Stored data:
########

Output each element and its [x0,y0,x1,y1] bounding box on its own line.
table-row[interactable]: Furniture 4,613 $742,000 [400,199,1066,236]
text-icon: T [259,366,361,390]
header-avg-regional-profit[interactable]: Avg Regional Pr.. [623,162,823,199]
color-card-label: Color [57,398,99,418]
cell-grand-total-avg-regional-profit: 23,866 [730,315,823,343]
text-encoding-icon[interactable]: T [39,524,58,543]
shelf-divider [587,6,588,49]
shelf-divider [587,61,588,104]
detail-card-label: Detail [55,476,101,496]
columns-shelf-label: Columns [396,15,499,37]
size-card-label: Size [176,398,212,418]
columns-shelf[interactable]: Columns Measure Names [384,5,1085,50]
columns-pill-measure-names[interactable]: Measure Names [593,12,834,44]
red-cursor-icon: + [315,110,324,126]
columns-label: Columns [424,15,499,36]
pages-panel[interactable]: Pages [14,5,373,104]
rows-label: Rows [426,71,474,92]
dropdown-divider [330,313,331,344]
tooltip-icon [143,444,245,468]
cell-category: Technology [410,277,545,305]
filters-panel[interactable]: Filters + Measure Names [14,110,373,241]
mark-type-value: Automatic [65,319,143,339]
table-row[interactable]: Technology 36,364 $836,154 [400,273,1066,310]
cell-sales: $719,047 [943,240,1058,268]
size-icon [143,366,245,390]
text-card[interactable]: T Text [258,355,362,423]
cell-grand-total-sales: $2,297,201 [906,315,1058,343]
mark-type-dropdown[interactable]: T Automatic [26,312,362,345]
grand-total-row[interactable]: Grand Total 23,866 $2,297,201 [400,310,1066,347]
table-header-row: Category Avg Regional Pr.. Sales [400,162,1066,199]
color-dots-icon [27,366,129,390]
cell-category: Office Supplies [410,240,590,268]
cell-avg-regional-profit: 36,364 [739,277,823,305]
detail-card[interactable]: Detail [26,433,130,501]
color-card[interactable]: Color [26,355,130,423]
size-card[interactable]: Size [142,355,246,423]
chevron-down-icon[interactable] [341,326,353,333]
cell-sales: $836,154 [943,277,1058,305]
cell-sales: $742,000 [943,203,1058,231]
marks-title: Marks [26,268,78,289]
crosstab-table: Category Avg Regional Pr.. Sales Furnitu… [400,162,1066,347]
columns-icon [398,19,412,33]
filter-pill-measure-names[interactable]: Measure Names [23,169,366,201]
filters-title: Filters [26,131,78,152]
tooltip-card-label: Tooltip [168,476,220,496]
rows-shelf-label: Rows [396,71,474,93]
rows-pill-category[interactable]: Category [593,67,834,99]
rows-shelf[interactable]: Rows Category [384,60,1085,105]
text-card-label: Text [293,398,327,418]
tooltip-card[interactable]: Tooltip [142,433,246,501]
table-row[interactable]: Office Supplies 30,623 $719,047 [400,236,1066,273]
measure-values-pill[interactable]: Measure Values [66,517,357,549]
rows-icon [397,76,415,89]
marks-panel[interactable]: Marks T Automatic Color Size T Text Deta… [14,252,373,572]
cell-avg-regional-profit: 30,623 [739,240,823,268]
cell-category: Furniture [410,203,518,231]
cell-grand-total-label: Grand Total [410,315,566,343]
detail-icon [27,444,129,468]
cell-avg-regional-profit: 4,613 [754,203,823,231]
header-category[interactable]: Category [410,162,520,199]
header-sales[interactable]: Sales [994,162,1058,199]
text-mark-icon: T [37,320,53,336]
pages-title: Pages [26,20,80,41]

########

## TASK PROMPT
Render every line of the material above as a Markdown table with the columns "Row" and "Line," numbering the rows in order and leaving out blank lines.

## EXERCISE SOLUTION
| Row | Line |
|---|---|
| 1 | Output each element and its [x0,y0,x1,y1] bounding box on its own line. |
| 2 | table-row[interactable]: Furniture 4,613 $742,000 [400,199,1066,236] |
| 3 | text-icon: T [259,366,361,390] |
| 4 | header-avg-regional-profit[interactable]: Avg Regional Pr.. [623,162,823,199] |
| 5 | color-card-label: Color [57,398,99,418] |
| 6 | cell-grand-total-avg-regional-profit: 23,866 [730,315,823,343] |
| 7 | text-encoding-icon[interactable]: T [39,524,58,543] |
| 8 | shelf-divider [587,6,588,49] |
| 9 | shelf-divider [587,61,588,104] |
| 10 | detail-card-label: Detail [55,476,101,496] |
| 11 | columns-shelf-label: Columns [396,15,499,37] |
| 12 | size-card-label: Size [176,398,212,418] |
| 13 | columns-shelf[interactable]: Columns Measure Names [384,5,1085,50] |
| 14 | columns-pill-measure-names[interactable]: Measure Names [593,12,834,44] |
| 15 | red-cursor-icon: + [315,110,324,126] |
| 16 | columns-label: Columns [424,15,499,36] |
| 17 | pages-panel[interactable]: Pages [14,5,373,104] |
| 18 | rows-label: Rows [426,71,474,92] |
| 19 | dropdown-divider [330,313,331,344] |
| 20 | tooltip-icon [143,444,245,468] |
| 21 | cell-category: Technology [410,277,545,305] |
| 22 | filters-panel[interactable]: Filters + Measure Names [14,110,373,241] |
| 23 | mark-type-value: Automatic [65,319,143,339] |
| 24 | table-row[interactable]: Technology 36,364 $836,154 [400,273,1066,310] |
| 25 | cell-sales: $719,047 [943,240,1058,268] |
| 26 | size-icon [143,366,245,390] |
| 27 | text-card[interactable]: T Text [258,355,362,423] |
| 28 | cell-grand-total-sales: $2,297,201 [906,315,1058,343] |
| 29 | mark-type-dropdown[interactable]: T Automatic [26,312,362,345] |
| 30 | grand-total-row[interactable]: Grand Total 23,866 $2,297,201 [400,310,1066,347] |
| 31 | table-header-row: Category Avg Regional Pr.. Sales [400,162,1066,199] |
| 32 | color-dots-icon [27,366,129,390] |
| 33 | cell-category: Office Supplies [410,240,590,268] |
| 34 | cell-avg-regional-profit: 36,364 [739,277,823,305] |
| 35 | detail-card[interactable]: Detail [26,433,130,501] |
| 36 | color-card[interactable]: Color [26,355,130,423] |
| 37 | size-card[interactable]: Size [142,355,246,423] |
| 38 | chevron-down-icon[interactable] [341,326,353,333] |
| 39 | cell-sales: $836,154 [943,277,1058,305] |
| 40 | cell-sales: $742,000 [943,203,1058,231] |
| 41 | marks-title: Marks [26,268,78,289] |
| 42 | crosstab-table: Category Avg Regional Pr.. Sales Furnitu… [400,162,1066,347] |
| 43 | columns-icon [398,19,412,33] |
| 44 | filter-pill-measure-names[interactable]: Measure Names [23,169,366,201] |
| 45 | filters-title: Filters [26,131,78,152] |
| 46 | tooltip-card-label: Tooltip [168,476,220,496] |
| 47 | rows-shelf-label: Rows [396,71,474,93] |
| 48 | rows-pill-category[interactable]: Category [593,67,834,99] |
| 49 | rows-shelf[interactable]: Rows Category [384,60,1085,105] |
| 50 | text-card-label: Text [293,398,327,418] |
| 51 | tooltip-card[interactable]: Tooltip [142,433,246,501] |
| 52 | table-row[interactable]: Office Supplies 30,623 $719,047 [400,236,1066,273] |
| 53 | measure-values-pill[interactable]: Measure Values [66,517,357,549] |
| 54 | rows-icon [397,76,415,89] |
| 55 | marks-panel[interactable]: Marks T Automatic Color Size T Text Deta… [14,252,373,572] |
| 56 | cell-avg-regional-profit: 30,623 [739,240,823,268] |
| 57 | cell-category: Furniture [410,203,518,231] |
| 58 | cell-grand-total-label: Grand Total [410,315,566,343] |
| 59 | detail-icon [27,444,129,468] |
| 60 | cell-avg-regional-profit: 4,613 [754,203,823,231] |
| 61 | header-category[interactable]: Category [410,162,520,199] |
| 62 | header-sales[interactable]: Sales [994,162,1058,199] |
| 63 | text-mark-icon: T [37,320,53,336] |
| 64 | pages-title: Pages [26,20,80,41] |